====== STORED RECORDS ======
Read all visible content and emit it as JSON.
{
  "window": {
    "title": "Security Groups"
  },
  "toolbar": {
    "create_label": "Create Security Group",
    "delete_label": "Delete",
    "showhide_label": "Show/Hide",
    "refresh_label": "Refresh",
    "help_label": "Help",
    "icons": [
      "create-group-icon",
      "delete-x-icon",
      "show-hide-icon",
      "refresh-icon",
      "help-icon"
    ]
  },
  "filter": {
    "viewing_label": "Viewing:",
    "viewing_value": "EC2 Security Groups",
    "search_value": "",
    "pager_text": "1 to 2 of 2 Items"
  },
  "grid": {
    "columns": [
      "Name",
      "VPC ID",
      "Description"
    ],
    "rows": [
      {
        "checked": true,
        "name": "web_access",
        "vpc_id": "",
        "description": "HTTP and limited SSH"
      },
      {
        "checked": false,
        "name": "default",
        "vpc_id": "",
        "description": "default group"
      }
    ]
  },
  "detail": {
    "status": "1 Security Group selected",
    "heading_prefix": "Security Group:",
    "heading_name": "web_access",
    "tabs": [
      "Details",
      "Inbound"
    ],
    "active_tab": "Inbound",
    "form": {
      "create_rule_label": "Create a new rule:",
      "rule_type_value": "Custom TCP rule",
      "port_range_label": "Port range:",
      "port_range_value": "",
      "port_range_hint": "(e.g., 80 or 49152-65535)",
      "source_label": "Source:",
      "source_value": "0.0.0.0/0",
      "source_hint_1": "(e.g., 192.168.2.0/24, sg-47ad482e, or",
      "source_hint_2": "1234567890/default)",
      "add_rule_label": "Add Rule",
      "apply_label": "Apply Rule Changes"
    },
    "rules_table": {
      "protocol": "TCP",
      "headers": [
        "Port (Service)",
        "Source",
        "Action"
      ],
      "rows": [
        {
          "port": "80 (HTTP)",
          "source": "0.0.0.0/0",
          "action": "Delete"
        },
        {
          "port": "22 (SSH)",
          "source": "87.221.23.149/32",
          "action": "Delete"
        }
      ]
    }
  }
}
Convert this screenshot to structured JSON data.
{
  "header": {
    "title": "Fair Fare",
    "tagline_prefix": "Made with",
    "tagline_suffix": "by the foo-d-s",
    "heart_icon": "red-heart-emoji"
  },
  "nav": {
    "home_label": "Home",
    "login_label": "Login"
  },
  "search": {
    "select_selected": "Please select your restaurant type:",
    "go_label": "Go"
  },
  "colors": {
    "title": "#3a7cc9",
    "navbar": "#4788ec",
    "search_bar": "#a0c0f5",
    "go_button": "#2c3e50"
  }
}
======
THE TASK | Output all of the material, please, exactly as it stands.

RESULT FOR THIS EXERCISE |
Read all visible content and emit it as JSON.
{
  "window": {
    "title": "Security Groups"
  },
  "toolbar": {
    "create_label": "Create Security Group",
    "delete_label": "Delete",
    "showhide_label": "Show/Hide",
    "refresh_label": "Refresh",
    "help_label": "Help",
    "icons": [
      "create-group-icon",
      "delete-x-icon",
      "show-hide-icon",
      "refresh-icon",
      "help-icon"
    ]
  },
  "filter": {
    "viewing_label": "Viewing:",
    "viewing_value": "EC2 Security Groups",
    "search_value": "",
    "pager_text": "1 to 2 of 2 Items"
  },
  "grid": {
    "columns": [
      "Name",
      "VPC ID",
      "Description"
    ],
    "rows": [
      {
        "checked": true,
        "name": "web_access",
        "vpc_id": "",
        "description": "HTTP and limited SSH"
      },
      {
        "checked": false,
        "name": "default",
        "vpc_id": "",
        "description": "default group"
      }
    ]
  },
  "detail": {
    "status": "1 Security Group selected",
    "heading_prefix": "Security Group:",
    "heading_name": "web_access",
    "tabs": [
      "Details",
      "Inbound"
    ],
    "active_tab": "Inbound",
    "form": {
      "create_rule_label": "Create a new rule:",
      "rule_type_value": "Custom TCP rule",
      "port_range_label": "Port range:",
      "port_range_value": "",
      "port_range_hint": "(e.g., 80 or 49152-65535)",
      "source_label": "Source:",
      "source_value": "0.0.0.0/0",
      "source_hint_1": "(e.g., 192.168.2.0/24, sg-47ad482e, or",
      "source_hint_2": "1234567890/default)",
      "add_rule_label": "Add Rule",
      "apply_label": "Apply Rule Changes"
    },
    "rules_table": {
      "protocol": "TCP",
      "headers": [
        "Port (Service)",
        "Source",
        "Action"
      ],
      "rows": [
        {
          "port": "80 (HTTP)",
          "source": "0.0.0.0/0",
          "action": "Delete"
        },
        {
          "port": "22 (SSH)",
          "source": "87.221.23.149/32",
          "action": "Delete"
        }
      ]
    }
  }
}
Convert this screenshot to structured JSON data.
{
  "header": {
    "title": "Fair Fare",
    "tagline_prefix": "Made with",
    "tagline_suffix": "by the foo-d-s",
    "heart_icon": "red-heart-emoji"
  },
  "nav": {
    "home_label": "Home",
    "login_label": "Login"
  },
  "search": {
    "select_selected": "Please select your restaurant type:",
    "go_label": "Go"
  },
  "colors": {
    "title": "#3a7cc9",
    "navbar": "#4788ec",
    "search_bar": "#a0c0f5",
    "go_button": "#2c3e50"
  }
}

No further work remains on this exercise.